** Begin Material **
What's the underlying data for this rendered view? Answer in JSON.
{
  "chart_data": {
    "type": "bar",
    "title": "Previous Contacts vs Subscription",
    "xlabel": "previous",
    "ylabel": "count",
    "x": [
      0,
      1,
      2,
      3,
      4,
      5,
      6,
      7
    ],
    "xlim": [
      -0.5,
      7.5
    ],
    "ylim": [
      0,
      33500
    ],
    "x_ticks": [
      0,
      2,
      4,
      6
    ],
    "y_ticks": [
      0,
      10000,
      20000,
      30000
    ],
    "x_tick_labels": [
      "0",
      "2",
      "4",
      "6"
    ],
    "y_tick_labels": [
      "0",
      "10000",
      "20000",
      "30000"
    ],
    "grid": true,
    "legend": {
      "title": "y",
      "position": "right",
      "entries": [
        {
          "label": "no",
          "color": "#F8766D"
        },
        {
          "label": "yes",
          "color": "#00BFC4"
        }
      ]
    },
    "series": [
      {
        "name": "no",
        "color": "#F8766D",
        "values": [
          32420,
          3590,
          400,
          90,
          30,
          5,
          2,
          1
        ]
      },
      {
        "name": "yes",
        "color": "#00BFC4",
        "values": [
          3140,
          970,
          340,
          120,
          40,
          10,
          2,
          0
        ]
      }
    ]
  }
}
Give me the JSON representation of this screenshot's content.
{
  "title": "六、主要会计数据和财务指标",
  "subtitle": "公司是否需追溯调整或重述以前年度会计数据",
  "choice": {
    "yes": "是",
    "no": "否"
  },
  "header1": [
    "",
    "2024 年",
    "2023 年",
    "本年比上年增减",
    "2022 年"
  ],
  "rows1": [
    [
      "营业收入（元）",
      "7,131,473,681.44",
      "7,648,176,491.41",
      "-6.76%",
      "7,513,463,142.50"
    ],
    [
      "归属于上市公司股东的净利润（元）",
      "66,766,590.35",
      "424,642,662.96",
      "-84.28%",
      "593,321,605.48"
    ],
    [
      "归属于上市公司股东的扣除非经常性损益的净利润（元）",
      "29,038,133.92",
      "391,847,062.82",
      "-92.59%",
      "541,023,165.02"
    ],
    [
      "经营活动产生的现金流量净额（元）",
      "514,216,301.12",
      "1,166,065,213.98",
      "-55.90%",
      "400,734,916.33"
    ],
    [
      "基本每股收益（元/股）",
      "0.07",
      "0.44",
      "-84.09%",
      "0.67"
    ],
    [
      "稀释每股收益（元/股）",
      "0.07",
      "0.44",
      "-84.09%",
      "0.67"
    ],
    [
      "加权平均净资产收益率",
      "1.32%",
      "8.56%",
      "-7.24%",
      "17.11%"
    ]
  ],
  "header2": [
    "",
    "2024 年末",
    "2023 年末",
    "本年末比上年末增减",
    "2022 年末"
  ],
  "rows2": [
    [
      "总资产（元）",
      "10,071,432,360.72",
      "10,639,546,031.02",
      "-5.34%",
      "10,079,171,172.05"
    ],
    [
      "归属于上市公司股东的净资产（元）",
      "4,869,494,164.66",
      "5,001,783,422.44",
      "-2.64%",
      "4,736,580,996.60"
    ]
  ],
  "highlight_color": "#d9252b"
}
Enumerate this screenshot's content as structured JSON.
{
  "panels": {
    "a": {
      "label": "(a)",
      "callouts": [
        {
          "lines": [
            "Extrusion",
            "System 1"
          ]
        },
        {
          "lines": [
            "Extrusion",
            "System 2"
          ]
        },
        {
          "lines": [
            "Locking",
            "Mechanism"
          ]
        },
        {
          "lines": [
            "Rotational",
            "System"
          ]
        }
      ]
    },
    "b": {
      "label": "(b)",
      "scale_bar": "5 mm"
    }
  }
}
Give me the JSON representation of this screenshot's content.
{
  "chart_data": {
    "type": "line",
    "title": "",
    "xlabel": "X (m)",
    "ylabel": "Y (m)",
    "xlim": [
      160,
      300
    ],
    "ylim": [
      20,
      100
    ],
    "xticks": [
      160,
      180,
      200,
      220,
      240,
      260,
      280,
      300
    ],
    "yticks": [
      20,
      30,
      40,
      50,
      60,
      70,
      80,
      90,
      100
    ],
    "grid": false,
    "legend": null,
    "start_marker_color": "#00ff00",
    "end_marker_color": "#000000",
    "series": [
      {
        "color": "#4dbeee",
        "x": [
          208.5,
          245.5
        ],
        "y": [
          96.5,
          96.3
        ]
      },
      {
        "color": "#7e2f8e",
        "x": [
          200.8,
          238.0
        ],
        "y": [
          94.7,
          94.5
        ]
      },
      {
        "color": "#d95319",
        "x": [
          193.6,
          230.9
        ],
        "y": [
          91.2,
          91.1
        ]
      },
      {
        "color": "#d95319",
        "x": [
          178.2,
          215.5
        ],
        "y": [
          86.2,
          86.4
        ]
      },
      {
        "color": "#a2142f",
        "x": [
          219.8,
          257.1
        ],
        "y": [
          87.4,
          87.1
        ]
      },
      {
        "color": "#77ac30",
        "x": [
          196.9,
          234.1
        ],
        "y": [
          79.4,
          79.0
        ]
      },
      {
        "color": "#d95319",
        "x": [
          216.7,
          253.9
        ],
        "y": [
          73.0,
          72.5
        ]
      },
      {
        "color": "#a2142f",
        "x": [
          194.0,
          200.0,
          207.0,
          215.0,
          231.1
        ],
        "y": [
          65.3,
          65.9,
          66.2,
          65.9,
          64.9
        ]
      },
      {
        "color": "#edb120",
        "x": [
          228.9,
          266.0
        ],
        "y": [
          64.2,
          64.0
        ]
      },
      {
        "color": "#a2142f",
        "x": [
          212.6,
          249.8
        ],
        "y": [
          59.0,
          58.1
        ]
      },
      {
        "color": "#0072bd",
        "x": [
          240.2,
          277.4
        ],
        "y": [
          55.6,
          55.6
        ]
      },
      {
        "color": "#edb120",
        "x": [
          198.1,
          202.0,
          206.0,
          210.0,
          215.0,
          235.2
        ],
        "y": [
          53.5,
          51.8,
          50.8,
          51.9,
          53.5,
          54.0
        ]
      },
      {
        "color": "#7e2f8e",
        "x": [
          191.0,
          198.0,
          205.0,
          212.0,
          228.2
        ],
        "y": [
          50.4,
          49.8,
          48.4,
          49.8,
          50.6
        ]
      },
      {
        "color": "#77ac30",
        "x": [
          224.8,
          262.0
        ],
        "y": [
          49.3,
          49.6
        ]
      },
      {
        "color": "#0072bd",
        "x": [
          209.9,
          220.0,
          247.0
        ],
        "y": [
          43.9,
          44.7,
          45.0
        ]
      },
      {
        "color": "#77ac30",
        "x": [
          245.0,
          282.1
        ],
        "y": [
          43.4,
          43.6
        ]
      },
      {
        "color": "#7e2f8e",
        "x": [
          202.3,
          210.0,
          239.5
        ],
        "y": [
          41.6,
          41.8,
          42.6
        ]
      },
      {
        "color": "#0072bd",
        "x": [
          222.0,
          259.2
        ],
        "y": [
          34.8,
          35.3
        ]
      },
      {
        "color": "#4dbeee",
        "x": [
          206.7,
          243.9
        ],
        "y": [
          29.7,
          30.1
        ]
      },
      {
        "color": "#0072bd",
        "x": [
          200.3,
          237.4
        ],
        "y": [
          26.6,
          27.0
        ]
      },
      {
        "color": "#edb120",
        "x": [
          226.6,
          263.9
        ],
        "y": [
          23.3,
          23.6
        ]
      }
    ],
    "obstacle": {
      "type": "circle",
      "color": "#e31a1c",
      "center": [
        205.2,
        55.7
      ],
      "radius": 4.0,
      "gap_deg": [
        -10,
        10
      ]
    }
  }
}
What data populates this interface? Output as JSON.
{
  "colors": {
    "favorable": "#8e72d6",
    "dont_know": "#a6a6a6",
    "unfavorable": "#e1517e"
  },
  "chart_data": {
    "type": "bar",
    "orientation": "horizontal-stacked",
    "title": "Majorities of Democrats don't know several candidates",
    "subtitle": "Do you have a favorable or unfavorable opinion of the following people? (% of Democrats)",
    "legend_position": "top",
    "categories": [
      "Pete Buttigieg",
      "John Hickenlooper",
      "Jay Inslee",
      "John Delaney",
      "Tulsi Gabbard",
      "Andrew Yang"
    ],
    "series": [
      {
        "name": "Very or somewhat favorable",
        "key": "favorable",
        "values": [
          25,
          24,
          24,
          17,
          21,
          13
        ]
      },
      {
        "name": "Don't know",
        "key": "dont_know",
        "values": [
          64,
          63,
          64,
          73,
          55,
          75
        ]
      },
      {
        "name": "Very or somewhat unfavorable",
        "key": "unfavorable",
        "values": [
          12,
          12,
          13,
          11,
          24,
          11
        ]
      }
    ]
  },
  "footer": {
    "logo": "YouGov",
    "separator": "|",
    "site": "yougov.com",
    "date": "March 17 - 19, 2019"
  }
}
** End Material **
Exercise task:
Using the records above, copy each line that contains "subtitle".

The output:
  "subtitle": "公司是否需追溯调整或重述以前年度会计数据",
    "subtitle": "Do you have a favorable or unfavorable opinion of the following people? (% of Democrats)",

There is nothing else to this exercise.